Written task: Only the number is wanted: how many lines in the data contain "Contribuições"?

Items listed in a dataset:
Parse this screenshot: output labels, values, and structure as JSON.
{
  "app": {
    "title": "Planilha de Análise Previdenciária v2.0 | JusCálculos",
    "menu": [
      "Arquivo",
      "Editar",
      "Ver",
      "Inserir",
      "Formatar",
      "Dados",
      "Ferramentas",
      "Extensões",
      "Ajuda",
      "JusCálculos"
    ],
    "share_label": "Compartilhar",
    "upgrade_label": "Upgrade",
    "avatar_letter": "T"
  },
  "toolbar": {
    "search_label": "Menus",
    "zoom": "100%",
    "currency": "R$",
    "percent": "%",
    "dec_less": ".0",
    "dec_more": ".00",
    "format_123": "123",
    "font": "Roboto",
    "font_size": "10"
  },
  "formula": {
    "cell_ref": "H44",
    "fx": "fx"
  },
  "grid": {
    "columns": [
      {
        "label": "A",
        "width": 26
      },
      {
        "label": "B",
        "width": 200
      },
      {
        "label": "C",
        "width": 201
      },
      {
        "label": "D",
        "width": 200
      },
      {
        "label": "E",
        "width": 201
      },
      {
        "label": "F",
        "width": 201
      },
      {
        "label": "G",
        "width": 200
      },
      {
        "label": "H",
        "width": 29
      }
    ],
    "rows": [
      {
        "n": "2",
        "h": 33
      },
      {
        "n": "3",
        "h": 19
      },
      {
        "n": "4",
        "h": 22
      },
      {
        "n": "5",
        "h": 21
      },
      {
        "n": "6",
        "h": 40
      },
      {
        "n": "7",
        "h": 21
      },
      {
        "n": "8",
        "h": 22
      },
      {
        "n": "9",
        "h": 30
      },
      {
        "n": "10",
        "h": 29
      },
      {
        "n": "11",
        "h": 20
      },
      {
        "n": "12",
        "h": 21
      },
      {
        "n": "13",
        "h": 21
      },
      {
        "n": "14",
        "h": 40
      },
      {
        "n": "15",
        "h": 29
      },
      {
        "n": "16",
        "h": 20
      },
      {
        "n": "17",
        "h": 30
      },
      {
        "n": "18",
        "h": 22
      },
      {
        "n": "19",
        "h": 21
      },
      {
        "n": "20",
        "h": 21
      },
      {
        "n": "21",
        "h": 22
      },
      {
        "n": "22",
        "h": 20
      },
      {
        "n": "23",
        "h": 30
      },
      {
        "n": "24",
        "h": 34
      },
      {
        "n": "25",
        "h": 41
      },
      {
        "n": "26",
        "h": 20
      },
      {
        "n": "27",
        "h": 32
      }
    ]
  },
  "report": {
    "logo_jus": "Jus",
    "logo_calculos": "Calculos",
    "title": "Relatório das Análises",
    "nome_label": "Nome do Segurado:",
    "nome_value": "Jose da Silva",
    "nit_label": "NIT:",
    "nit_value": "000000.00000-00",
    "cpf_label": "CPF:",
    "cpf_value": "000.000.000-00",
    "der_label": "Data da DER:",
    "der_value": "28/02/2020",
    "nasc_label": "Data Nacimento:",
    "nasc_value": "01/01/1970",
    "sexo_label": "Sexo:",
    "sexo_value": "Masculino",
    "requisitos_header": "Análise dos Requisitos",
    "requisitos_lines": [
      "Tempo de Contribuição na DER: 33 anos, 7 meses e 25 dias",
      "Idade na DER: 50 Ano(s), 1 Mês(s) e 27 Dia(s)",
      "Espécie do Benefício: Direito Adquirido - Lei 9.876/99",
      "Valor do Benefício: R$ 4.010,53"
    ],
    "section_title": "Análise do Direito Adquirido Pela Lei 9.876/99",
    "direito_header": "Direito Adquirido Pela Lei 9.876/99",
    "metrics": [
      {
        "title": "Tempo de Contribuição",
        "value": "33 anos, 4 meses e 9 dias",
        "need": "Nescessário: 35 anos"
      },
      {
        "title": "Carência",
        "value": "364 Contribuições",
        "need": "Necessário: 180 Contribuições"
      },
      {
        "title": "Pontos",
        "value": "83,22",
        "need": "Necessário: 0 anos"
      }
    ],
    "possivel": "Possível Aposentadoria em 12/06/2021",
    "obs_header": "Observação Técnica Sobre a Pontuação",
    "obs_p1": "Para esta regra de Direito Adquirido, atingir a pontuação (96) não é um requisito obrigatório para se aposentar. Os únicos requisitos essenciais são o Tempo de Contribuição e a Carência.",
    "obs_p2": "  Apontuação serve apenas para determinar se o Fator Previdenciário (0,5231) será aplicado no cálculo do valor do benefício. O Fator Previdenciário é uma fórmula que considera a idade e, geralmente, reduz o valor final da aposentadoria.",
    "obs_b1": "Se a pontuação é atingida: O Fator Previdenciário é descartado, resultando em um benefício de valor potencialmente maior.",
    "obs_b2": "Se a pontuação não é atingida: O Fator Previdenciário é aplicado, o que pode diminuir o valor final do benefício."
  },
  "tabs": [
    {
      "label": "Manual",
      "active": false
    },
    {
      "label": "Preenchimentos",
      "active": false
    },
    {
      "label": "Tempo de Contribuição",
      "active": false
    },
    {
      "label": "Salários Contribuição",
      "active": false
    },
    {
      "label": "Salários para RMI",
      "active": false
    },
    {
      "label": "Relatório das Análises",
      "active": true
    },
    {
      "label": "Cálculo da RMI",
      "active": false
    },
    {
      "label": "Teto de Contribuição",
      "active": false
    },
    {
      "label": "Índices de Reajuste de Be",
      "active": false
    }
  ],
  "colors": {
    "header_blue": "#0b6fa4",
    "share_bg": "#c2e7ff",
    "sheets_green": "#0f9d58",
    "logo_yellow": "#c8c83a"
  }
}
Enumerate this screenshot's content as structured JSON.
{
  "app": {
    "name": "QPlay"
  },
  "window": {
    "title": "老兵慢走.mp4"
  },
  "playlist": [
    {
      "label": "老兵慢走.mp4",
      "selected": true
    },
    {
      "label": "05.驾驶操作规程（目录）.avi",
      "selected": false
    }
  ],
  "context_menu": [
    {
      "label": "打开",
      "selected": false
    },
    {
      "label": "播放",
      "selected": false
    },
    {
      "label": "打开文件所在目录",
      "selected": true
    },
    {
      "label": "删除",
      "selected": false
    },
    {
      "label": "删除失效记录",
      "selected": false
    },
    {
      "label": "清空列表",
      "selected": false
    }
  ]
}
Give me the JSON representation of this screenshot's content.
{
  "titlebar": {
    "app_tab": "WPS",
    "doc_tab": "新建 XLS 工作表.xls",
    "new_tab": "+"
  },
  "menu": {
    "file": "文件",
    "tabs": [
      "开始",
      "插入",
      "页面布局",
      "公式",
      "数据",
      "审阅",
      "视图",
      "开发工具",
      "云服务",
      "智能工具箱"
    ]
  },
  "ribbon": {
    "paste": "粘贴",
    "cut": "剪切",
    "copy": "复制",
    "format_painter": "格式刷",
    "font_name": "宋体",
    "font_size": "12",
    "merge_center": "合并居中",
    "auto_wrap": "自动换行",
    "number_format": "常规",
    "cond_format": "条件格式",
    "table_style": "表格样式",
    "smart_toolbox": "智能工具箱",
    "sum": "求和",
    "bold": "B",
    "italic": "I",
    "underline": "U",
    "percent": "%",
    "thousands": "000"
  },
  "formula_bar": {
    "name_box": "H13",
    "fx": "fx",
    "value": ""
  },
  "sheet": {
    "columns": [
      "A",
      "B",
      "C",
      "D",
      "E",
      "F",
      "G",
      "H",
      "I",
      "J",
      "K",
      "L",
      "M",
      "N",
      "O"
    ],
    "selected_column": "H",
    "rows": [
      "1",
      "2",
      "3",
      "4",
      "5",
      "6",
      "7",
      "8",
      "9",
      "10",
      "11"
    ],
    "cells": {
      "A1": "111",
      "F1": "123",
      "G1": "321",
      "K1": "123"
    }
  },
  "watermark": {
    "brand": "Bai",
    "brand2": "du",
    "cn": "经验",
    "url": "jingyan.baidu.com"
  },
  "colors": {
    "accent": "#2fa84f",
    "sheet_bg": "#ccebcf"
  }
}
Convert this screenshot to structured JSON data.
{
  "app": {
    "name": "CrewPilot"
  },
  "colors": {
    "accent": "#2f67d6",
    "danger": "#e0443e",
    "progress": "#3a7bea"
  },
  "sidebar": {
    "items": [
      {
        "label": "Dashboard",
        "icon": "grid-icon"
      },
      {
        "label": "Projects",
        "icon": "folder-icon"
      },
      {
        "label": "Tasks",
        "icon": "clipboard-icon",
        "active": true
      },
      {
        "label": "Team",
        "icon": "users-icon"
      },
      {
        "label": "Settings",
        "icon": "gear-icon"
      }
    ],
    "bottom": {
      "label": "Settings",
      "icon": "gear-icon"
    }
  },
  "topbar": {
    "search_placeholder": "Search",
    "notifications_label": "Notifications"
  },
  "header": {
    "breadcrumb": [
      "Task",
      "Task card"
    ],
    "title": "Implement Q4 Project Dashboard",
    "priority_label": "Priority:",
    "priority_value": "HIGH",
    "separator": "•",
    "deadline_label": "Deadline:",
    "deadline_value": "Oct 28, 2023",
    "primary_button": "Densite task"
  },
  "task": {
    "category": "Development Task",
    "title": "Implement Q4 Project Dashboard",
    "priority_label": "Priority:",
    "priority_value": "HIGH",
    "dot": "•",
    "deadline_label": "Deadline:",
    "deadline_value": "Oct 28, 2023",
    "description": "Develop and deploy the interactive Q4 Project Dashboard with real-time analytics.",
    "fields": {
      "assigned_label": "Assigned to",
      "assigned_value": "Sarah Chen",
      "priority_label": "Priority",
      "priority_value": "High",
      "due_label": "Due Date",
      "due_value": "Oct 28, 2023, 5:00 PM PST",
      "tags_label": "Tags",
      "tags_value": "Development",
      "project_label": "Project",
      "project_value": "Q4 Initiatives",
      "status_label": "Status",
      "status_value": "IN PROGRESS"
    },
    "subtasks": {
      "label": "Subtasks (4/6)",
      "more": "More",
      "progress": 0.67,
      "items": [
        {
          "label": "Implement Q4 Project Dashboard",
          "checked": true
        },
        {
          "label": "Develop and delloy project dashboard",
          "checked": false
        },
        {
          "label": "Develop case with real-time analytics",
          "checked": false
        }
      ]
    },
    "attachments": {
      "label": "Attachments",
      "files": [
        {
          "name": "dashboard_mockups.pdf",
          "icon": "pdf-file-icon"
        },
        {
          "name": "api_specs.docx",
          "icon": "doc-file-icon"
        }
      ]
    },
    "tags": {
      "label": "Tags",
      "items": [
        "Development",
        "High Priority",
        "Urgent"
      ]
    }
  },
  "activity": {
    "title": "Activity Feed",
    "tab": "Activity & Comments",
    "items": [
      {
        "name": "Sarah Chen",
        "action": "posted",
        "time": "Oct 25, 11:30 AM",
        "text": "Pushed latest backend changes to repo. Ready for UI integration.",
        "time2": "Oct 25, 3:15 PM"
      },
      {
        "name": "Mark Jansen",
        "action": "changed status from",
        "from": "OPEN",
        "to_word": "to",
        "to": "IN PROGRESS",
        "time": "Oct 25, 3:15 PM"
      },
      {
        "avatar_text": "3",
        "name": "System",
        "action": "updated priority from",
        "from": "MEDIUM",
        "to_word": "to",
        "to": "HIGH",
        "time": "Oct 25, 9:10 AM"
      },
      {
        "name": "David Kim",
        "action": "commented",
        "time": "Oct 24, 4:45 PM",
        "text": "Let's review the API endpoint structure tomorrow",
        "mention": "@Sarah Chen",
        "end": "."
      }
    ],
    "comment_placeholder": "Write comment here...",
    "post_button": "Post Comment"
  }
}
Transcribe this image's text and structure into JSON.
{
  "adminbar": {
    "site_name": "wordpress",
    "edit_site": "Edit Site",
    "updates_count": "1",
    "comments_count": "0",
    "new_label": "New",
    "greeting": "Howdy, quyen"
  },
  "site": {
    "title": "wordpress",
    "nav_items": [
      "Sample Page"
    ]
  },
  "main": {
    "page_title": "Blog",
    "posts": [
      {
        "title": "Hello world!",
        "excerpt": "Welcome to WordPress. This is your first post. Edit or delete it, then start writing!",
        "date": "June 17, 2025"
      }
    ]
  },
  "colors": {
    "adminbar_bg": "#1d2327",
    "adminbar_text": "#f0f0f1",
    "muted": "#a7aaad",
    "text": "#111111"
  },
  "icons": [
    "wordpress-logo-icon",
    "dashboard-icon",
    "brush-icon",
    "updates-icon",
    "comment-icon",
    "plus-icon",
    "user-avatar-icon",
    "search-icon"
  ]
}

Response: 2